____ Trecho selecionado

Por que as tarifas não causaram inflação descontrolada — ainda

As previsões iniciais sobre inflação galopante e prateleiras vazias depois que o presidente Donald Trump anunciou suas tarifas abrangentes em abril ainda não se concretizaram.
Alguns membros do governo Trump interpretaram isso como um sinal de que ele deveria redobrar as tarifas. No início deste mês, o secretário do Tesouro, Scott Bessent, postou no X que "os propagandistas da inflação estavam errados". A secretária de imprensa da Casa Branca, Karoline Leavitt, afirmou em um comunicado que "o presidente Trump está estabilizando a inflação e os 'panicos' continuam errados sobre tarifas que elevam os preços".
O próprio Trump se gabou em sua rede social Truth Social: "Preços ao consumidor BAIXOS", escreveu ele, pedindo ao Federal Reserve que reduzisse as taxas de juros em resposta.
Suas declarações de sucesso, no entanto, provavelmente são prematuras.
O primeiro indício de que a inflação poderia estar subindo surgiu em junho, quando o índice de preços ao consumidor (IPC) subiu 2,7% , ante 2,4% no mês anterior. Os preços de alimentos, moradia e carros usados subiram a taxas ainda maiores.

________

→ O que fazer:
Dê continuidade ao texto sobre as tarifas e a inflação, a partir da frase que encerra o trecho selecionado.

____ Material fornecido

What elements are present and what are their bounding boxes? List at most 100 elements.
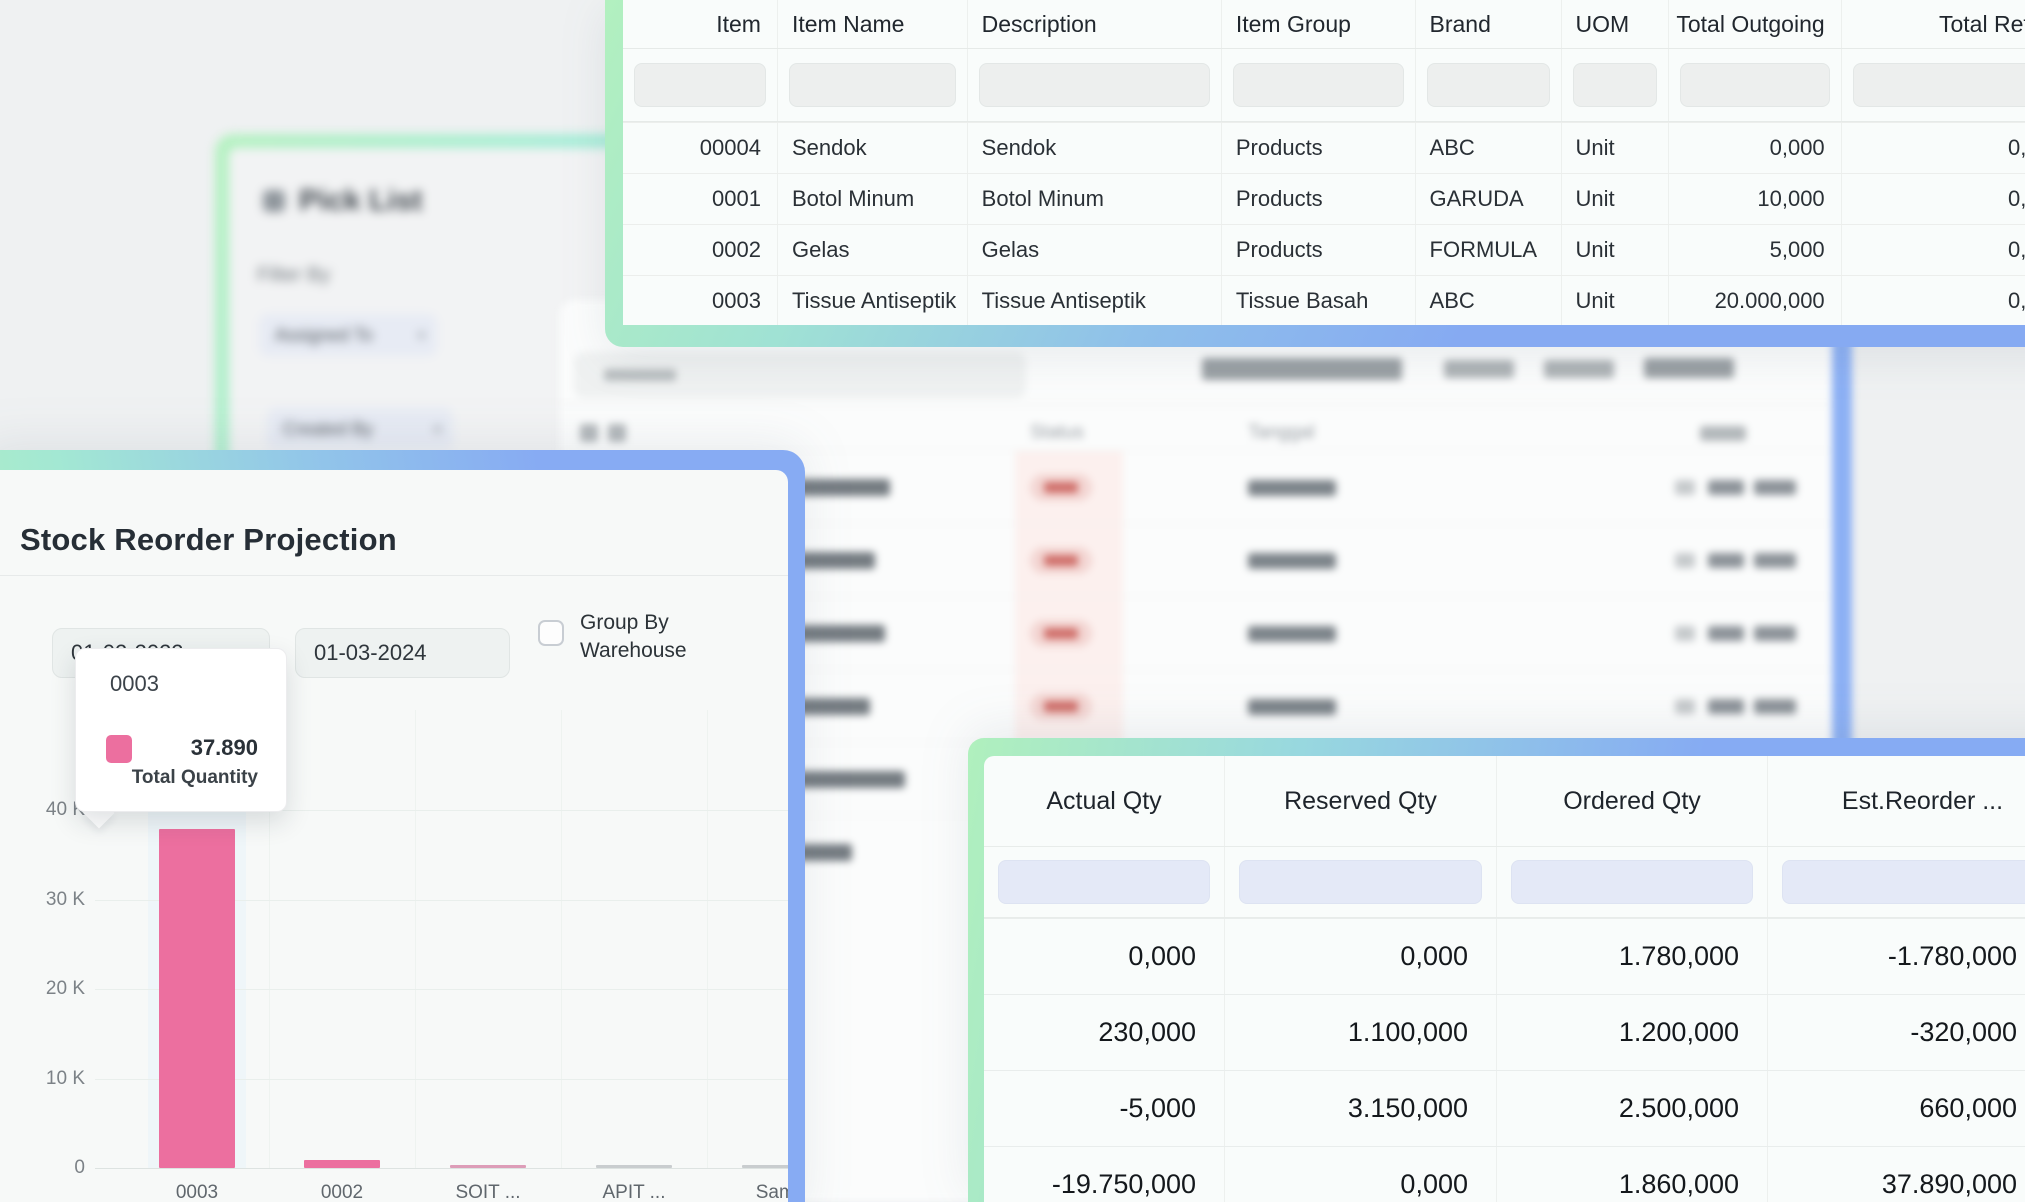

________

→ Resultado da tarefa:
E talvez ainda não tenham parado de subir. Economistas disseram à Vox que a tendência de alta provavelmente continuará, enquanto as tarifas permanecerem em vigor. As empresas tomaram medidas para superar a incerteza causada pelas tarifas, mas, antes do final do ano, enfrentarão uma pressão financeira insustentável para aumentar os preços, a menos que haja grandes mudanças na política comercial dos EUA.
"Quando chegarmos ao final de agosto, você olhará para trás e parecerá que, em termos de direção, as pessoas que disseram que as tarifas aumentariam os preços durante o verão estavam certas", disse Daniel Hornung, pesquisador sênior do MIT e ex-diretor adjunto do Conselho Econômico Nacional durante o governo Biden.
As tarifas de Trump são baseadas na suposição equivocada de que países com desequilíbrio comercial com os EUA — nos quais exportam mais para os EUA do que importam — estão se aproveitando dos Estados Unidos.
A justificativa de Trump ignora a razão pela qual esses desequilíbrios podem existir. Um fator é o perfil populacional dos países que comercializam com os EUA: o Vietnã, por exemplo, exporta mais do que importa dos EUA porque é relativamente pobre e não tem condições de comprar muitos produtos fabricados nos EUA.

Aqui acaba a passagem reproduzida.